> _Exercise brief_:
The records below are to be repeated in full, exactly as they are.

(Data records)
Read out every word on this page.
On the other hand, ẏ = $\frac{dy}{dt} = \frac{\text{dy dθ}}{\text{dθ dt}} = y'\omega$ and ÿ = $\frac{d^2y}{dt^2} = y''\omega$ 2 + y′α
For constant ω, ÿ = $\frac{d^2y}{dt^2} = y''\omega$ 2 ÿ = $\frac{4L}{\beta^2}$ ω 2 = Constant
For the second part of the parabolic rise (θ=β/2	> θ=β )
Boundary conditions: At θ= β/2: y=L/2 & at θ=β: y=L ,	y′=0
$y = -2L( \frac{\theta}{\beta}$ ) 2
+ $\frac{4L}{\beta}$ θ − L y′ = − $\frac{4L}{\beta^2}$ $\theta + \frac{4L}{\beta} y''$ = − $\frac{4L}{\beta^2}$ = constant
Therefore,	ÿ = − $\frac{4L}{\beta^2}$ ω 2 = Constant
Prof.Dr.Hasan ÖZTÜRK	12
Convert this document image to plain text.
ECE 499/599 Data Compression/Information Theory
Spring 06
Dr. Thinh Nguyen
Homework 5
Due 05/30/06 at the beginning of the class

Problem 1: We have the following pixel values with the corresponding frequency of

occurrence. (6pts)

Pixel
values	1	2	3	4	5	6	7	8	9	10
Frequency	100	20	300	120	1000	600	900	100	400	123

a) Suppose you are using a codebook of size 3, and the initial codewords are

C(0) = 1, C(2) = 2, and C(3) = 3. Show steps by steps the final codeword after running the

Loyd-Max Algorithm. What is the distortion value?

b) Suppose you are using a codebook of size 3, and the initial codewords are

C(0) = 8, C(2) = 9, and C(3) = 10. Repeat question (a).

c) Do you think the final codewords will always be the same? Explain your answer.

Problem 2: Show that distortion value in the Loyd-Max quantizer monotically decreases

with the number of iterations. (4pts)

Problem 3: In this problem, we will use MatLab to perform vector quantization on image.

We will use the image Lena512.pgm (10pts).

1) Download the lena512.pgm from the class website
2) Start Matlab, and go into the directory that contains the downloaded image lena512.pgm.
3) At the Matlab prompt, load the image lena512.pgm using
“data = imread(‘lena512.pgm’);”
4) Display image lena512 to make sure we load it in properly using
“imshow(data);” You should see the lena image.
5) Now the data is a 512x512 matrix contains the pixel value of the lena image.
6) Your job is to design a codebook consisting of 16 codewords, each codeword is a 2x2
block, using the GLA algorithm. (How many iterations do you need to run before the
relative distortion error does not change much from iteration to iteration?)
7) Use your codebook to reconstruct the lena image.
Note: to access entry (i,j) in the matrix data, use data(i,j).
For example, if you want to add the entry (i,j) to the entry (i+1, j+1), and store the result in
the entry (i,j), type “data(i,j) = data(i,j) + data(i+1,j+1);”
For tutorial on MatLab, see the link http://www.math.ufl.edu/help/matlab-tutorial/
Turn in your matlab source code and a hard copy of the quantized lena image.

> _The output_:
Read out every word on this page.
On the other hand, ẏ = $\frac{dy}{dt} = \frac{\text{dy dθ}}{\text{dθ dt}} = y'\omega$ and ÿ = $\frac{d^2y}{dt^2} = y''\omega$ 2 + y′α
For constant ω, ÿ = $\frac{d^2y}{dt^2} = y''\omega$ 2 ÿ = $\frac{4L}{\beta^2}$ ω 2 = Constant
For the second part of the parabolic rise (θ=β/2	> θ=β )
Boundary conditions: At θ= β/2: y=L/2 & at θ=β: y=L ,	y′=0
$y = -2L( \frac{\theta}{\beta}$ ) 2
+ $\frac{4L}{\beta}$ θ − L y′ = − $\frac{4L}{\beta^2}$ $\theta + \frac{4L}{\beta} y''$ = − $\frac{4L}{\beta^2}$ = constant
Therefore,	ÿ = − $\frac{4L}{\beta^2}$ ω 2 = Constant
Prof.Dr.Hasan ÖZTÜRK	12
Convert this document image to plain text.
ECE 499/599 Data Compression/Information Theory
Spring 06
Dr. Thinh Nguyen
Homework 5
Due 05/30/06 at the beginning of the class

Problem 1: We have the following pixel values with the corresponding frequency of

occurrence. (6pts)

Pixel
values	1	2	3	4	5	6	7	8	9	10
Frequency	100	20	300	120	1000	600	900	100	400	123

a) Suppose you are using a codebook of size 3, and the initial codewords are

C(0) = 1, C(2) = 2, and C(3) = 3. Show steps by steps the final codeword after running the

Loyd-Max Algorithm. What is the distortion value?

b) Suppose you are using a codebook of size 3, and the initial codewords are

C(0) = 8, C(2) = 9, and C(3) = 10. Repeat question (a).

c) Do you think the final codewords will always be the same? Explain your answer.

Problem 2: Show that distortion value in the Loyd-Max quantizer monotically decreases

with the number of iterations. (4pts)

Problem 3: In this problem, we will use MatLab to perform vector quantization on image.

We will use the image Lena512.pgm (10pts).

1) Download the lena512.pgm from the class website
2) Start Matlab, and go into the directory that contains the downloaded image lena512.pgm.
3) At the Matlab prompt, load the image lena512.pgm using
“data = imread(‘lena512.pgm’);”
4) Display image lena512 to make sure we load it in properly using
“imshow(data);” You should see the lena image.
5) Now the data is a 512x512 matrix contains the pixel value of the lena image.
6) Your job is to design a codebook consisting of 16 codewords, each codeword is a 2x2
block, using the GLA algorithm. (How many iterations do you need to run before the
relative distortion error does not change much from iteration to iteration?)
7) Use your codebook to reconstruct the lena image.
Note: to access entry (i,j) in the matrix data, use data(i,j).
For example, if you want to add the entry (i,j) to the entry (i+1, j+1), and store the result in
the entry (i,j), type “data(i,j) = data(i,j) + data(i+1,j+1);”
For tutorial on MatLab, see the link http://www.math.ufl.edu/help/matlab-tutorial/
Turn in your matlab source code and a hard copy of the quantized lena image.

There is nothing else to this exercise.